● **STATED EXERCISE**
Reproduce all the lines exactly as they stand, apart from the pictures.

● **LISTING**

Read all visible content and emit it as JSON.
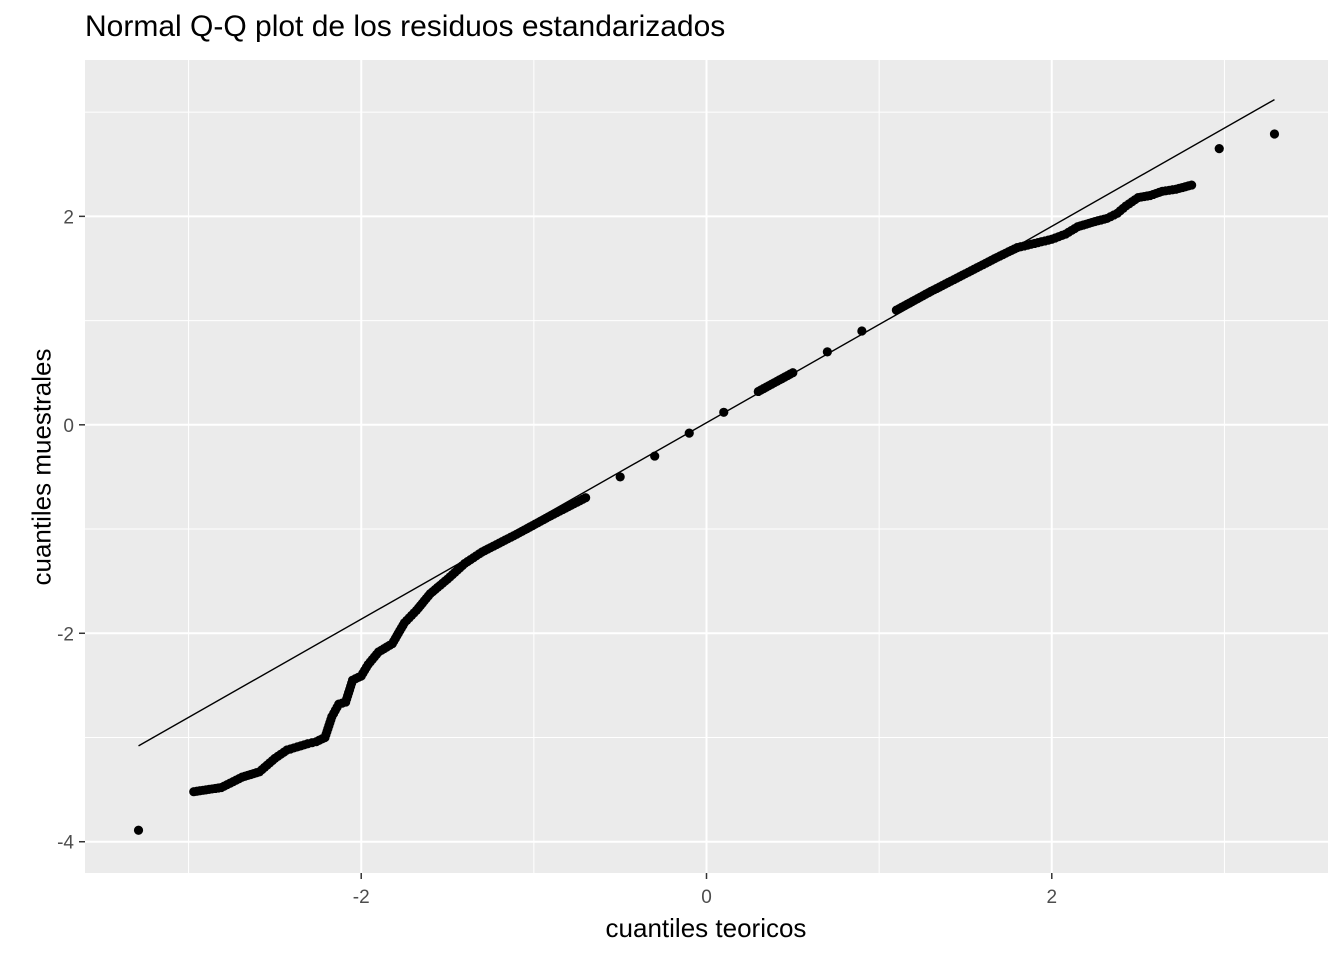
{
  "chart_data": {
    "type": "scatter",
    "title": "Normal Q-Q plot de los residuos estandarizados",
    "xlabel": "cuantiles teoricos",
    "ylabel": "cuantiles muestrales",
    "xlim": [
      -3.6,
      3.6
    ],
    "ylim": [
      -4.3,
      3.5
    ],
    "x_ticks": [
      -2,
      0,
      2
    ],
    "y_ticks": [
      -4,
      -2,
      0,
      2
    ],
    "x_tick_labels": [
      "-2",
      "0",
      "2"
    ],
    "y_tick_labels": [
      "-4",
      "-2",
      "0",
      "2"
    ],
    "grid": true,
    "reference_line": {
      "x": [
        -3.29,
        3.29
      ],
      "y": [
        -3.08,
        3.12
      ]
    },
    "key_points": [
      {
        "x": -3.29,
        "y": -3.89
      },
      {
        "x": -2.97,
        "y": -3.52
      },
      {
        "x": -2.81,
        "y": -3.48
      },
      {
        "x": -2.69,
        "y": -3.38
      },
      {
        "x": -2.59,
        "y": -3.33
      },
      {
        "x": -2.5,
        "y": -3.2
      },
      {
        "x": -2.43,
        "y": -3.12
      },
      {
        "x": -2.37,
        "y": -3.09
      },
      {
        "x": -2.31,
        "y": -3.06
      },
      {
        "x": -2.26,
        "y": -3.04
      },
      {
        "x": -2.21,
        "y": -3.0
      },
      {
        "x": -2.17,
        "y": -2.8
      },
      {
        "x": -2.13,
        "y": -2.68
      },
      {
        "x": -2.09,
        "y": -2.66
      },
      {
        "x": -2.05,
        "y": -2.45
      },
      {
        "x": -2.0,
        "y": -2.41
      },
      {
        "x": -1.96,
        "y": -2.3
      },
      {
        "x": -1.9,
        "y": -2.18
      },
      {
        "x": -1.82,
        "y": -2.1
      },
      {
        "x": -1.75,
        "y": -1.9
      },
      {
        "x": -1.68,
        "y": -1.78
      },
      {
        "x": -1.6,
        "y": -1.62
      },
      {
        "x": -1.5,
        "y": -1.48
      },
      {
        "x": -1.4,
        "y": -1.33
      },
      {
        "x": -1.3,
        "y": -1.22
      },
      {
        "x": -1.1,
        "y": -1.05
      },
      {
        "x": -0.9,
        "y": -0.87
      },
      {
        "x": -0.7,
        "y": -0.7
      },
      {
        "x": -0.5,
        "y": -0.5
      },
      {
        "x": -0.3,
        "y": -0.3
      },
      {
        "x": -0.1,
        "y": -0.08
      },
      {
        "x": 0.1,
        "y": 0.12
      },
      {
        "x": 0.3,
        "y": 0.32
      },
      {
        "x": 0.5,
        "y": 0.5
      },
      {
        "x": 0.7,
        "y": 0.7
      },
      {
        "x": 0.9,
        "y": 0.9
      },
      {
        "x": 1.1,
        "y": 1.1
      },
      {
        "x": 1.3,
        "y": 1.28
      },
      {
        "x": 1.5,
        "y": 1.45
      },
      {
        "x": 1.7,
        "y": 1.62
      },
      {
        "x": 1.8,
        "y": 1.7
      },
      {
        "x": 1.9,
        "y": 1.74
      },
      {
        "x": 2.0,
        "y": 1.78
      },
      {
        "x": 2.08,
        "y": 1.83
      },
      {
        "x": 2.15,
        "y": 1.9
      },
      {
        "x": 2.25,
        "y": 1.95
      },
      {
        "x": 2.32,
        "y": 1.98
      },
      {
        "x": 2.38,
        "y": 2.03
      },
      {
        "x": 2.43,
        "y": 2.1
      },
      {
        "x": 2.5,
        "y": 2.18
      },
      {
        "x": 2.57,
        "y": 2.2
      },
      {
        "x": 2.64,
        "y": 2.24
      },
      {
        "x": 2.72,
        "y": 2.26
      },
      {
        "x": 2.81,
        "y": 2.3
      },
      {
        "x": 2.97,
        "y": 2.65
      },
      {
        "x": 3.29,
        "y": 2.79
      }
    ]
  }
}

● **EXERCISE OUTPUT**
Read all visible content and emit it as JSON.
{
  "chart_data": {
    "type": "scatter",
    "title": "Normal Q-Q plot de los residuos estandarizados",
    "xlabel": "cuantiles teoricos",
    "ylabel": "cuantiles muestrales",
    "xlim": [
      -3.6,
      3.6
    ],
    "ylim": [
      -4.3,
      3.5
    ],
    "x_ticks": [
      -2,
      0,
      2
    ],
    "y_ticks": [
      -4,
      -2,
      0,
      2
    ],
    "x_tick_labels": [
      "-2",
      "0",
      "2"
    ],
    "y_tick_labels": [
      "-4",
      "-2",
      "0",
      "2"
    ],
    "grid": true,
    "reference_line": {
      "x": [
        -3.29,
        3.29
      ],
      "y": [
        -3.08,
        3.12
      ]
    },
    "key_points": [
      {
        "x": -3.29,
        "y": -3.89
      },
      {
        "x": -2.97,
        "y": -3.52
      },
      {
        "x": -2.81,
        "y": -3.48
      },
      {
        "x": -2.69,
        "y": -3.38
      },
      {
        "x": -2.59,
        "y": -3.33
      },
      {
        "x": -2.5,
        "y": -3.2
      },
      {
        "x": -2.43,
        "y": -3.12
      },
      {
        "x": -2.37,
        "y": -3.09
      },
      {
        "x": -2.31,
        "y": -3.06
      },
      {
        "x": -2.26,
        "y": -3.04
      },
      {
        "x": -2.21,
        "y": -3.0
      },
      {
        "x": -2.17,
        "y": -2.8
      },
      {
        "x": -2.13,
        "y": -2.68
      },
      {
        "x": -2.09,
        "y": -2.66
      },
      {
        "x": -2.05,
        "y": -2.45
      },
      {
        "x": -2.0,
        "y": -2.41
      },
      {
        "x": -1.96,
        "y": -2.3
      },
      {
        "x": -1.9,
        "y": -2.18
      },
      {
        "x": -1.82,
        "y": -2.1
      },
      {
        "x": -1.75,
        "y": -1.9
      },
      {
        "x": -1.68,
        "y": -1.78
      },
      {
        "x": -1.6,
        "y": -1.62
      },
      {
        "x": -1.5,
        "y": -1.48
      },
      {
        "x": -1.4,
        "y": -1.33
      },
      {
        "x": -1.3,
        "y": -1.22
      },
      {
        "x": -1.1,
        "y": -1.05
      },
      {
        "x": -0.9,
        "y": -0.87
      },
      {
        "x": -0.7,
        "y": -0.7
      },
      {
        "x": -0.5,
        "y": -0.5
      },
      {
        "x": -0.3,
        "y": -0.3
      },
      {
        "x": -0.1,
        "y": -0.08
      },
      {
        "x": 0.1,
        "y": 0.12
      },
      {
        "x": 0.3,
        "y": 0.32
      },
      {
        "x": 0.5,
        "y": 0.5
      },
      {
        "x": 0.7,
        "y": 0.7
      },
      {
        "x": 0.9,
        "y": 0.9
      },
      {
        "x": 1.1,
        "y": 1.1
      },
      {
        "x": 1.3,
        "y": 1.28
      },
      {
        "x": 1.5,
        "y": 1.45
      },
      {
        "x": 1.7,
        "y": 1.62
      },
      {
        "x": 1.8,
        "y": 1.7
      },
      {
        "x": 1.9,
        "y": 1.74
      },
      {
        "x": 2.0,
        "y": 1.78
      },
      {
        "x": 2.08,
        "y": 1.83
      },
      {
        "x": 2.15,
        "y": 1.9
      },
      {
        "x": 2.25,
        "y": 1.95
      },
      {
        "x": 2.32,
        "y": 1.98
      },
      {
        "x": 2.38,
        "y": 2.03
      },
      {
        "x": 2.43,
        "y": 2.1
      },
      {
        "x": 2.5,
        "y": 2.18
      },
      {
        "x": 2.57,
        "y": 2.2
      },
      {
        "x": 2.64,
        "y": 2.24
      },
      {
        "x": 2.72,
        "y": 2.26
      },
      {
        "x": 2.81,
        "y": 2.3
      },
      {
        "x": 2.97,
        "y": 2.65
      },
      {
        "x": 3.29,
        "y": 2.79
      }
    ]
  }
}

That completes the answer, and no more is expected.